— Start Provided data —
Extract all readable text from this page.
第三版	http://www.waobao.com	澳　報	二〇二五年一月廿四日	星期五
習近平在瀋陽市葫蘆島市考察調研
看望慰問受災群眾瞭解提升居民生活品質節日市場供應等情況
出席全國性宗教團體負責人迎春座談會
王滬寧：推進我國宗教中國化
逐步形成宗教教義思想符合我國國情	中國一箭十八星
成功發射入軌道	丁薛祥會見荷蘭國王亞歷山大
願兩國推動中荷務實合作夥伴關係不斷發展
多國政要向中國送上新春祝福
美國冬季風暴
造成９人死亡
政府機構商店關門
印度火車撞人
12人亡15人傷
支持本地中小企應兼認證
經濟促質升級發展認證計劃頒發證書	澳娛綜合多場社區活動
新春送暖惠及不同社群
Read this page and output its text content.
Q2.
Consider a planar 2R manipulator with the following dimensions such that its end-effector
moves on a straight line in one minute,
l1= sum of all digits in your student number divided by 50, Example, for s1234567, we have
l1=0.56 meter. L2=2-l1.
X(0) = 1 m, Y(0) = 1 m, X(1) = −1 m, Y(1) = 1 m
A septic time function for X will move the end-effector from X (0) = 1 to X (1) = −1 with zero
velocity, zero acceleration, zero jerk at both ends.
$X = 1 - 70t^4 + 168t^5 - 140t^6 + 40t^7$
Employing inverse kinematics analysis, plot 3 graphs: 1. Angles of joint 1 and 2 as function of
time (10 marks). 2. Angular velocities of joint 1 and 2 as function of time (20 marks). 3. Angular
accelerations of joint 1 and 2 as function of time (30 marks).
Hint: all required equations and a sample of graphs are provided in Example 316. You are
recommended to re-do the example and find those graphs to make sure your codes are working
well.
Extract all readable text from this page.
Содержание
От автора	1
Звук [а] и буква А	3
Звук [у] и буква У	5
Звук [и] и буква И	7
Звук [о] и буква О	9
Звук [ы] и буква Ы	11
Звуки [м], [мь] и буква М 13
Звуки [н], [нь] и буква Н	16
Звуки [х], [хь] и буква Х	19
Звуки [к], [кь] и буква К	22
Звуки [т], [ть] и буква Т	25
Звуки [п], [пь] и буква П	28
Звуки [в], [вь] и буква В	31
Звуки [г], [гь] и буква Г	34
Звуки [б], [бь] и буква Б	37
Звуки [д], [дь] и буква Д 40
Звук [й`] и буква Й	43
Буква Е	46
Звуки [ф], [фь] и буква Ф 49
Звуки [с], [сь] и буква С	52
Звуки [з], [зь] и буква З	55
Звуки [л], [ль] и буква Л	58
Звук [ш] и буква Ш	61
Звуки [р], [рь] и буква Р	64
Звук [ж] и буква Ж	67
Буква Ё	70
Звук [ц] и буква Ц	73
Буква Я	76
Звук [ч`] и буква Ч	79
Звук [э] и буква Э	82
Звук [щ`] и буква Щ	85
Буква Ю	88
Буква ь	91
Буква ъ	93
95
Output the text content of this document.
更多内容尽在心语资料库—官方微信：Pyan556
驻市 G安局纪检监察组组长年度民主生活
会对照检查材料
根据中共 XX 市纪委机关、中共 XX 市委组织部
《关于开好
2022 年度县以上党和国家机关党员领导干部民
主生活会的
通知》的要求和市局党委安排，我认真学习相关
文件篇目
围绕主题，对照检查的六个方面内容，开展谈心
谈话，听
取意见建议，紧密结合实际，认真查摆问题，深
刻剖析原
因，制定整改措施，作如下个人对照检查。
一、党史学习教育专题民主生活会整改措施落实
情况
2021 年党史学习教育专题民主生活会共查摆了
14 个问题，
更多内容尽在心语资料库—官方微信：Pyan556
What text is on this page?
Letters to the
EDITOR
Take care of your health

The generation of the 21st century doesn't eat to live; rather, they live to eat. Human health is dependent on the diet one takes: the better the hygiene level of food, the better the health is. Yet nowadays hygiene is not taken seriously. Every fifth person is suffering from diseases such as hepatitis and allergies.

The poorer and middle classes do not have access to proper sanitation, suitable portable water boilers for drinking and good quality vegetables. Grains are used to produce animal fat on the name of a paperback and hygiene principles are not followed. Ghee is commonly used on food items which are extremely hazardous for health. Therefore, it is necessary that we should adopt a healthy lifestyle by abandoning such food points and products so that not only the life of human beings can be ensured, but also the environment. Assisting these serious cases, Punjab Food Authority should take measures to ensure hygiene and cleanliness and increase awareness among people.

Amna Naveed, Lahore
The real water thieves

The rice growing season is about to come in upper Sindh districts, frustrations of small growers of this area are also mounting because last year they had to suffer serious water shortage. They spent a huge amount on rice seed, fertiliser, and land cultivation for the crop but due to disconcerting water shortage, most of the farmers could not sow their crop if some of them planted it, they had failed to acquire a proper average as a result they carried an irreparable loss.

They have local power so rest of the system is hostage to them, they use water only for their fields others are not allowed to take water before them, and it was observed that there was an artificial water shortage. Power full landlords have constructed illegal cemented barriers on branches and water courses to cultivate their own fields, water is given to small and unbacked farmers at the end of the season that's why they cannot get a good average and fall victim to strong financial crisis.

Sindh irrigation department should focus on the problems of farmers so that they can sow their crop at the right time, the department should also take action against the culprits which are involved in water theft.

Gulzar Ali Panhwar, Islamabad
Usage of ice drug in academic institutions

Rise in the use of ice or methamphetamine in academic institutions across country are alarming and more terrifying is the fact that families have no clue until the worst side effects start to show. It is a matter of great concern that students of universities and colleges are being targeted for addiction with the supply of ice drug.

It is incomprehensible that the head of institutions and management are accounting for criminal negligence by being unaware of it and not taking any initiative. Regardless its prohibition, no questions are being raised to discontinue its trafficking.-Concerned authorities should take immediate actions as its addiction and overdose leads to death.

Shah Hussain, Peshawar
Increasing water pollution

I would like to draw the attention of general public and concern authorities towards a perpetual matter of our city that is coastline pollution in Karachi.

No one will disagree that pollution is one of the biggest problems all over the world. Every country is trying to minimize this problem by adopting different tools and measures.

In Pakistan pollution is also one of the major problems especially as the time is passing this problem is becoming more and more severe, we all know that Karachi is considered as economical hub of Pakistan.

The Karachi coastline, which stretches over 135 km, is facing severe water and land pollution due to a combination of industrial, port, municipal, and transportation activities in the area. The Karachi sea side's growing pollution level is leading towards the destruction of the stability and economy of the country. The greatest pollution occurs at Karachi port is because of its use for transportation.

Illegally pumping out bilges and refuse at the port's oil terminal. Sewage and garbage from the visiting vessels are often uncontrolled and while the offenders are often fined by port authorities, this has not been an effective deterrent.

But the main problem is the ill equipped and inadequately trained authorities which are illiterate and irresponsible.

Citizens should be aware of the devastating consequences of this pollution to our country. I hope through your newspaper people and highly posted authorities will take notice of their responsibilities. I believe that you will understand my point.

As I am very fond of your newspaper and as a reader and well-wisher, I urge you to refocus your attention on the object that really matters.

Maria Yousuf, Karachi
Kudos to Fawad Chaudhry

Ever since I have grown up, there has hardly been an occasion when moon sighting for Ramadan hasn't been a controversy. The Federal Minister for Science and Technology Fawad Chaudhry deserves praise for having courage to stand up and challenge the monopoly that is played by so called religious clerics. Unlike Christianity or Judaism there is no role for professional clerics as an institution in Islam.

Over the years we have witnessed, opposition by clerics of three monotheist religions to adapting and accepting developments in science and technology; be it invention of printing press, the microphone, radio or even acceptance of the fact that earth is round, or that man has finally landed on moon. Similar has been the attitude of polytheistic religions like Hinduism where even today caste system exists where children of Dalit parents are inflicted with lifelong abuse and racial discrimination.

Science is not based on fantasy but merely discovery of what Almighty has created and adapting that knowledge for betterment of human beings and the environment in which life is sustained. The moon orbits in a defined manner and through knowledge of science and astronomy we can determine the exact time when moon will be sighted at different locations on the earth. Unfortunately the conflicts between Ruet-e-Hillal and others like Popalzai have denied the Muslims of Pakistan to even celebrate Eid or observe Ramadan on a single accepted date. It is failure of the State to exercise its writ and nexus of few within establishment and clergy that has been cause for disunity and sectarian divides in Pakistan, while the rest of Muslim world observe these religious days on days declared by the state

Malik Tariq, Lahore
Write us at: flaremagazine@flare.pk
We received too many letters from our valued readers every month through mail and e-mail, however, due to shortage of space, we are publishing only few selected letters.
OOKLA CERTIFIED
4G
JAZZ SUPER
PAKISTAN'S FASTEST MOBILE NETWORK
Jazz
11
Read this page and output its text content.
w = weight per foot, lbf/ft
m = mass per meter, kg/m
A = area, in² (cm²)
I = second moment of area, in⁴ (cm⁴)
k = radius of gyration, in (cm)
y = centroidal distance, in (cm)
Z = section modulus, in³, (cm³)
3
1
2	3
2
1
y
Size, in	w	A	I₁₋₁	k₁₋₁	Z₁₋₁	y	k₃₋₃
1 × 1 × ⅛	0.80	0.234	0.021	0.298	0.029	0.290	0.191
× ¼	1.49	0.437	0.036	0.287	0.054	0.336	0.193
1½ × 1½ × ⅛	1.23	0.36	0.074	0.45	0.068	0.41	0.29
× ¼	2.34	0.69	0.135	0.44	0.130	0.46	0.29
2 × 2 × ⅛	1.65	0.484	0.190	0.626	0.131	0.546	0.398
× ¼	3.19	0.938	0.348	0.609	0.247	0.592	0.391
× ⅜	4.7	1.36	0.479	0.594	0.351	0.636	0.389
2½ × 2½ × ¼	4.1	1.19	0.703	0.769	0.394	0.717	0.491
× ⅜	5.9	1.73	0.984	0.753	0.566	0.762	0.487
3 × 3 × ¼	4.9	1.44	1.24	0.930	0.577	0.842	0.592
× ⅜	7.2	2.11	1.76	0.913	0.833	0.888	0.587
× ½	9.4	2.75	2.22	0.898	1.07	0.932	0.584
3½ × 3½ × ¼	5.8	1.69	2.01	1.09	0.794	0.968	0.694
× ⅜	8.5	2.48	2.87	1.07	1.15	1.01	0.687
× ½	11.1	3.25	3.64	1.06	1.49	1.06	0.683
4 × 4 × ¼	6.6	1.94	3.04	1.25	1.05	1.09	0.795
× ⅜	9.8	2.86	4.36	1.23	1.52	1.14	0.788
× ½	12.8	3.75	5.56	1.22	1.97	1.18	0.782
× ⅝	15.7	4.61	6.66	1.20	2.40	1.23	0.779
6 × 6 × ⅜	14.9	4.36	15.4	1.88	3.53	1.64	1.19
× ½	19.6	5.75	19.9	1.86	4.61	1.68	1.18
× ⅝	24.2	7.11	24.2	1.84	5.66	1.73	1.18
— End Provided data —
**What you have to do**
Working from the material above, state how many lines contain "zero"; give only the number.

**Result for this exercise**
2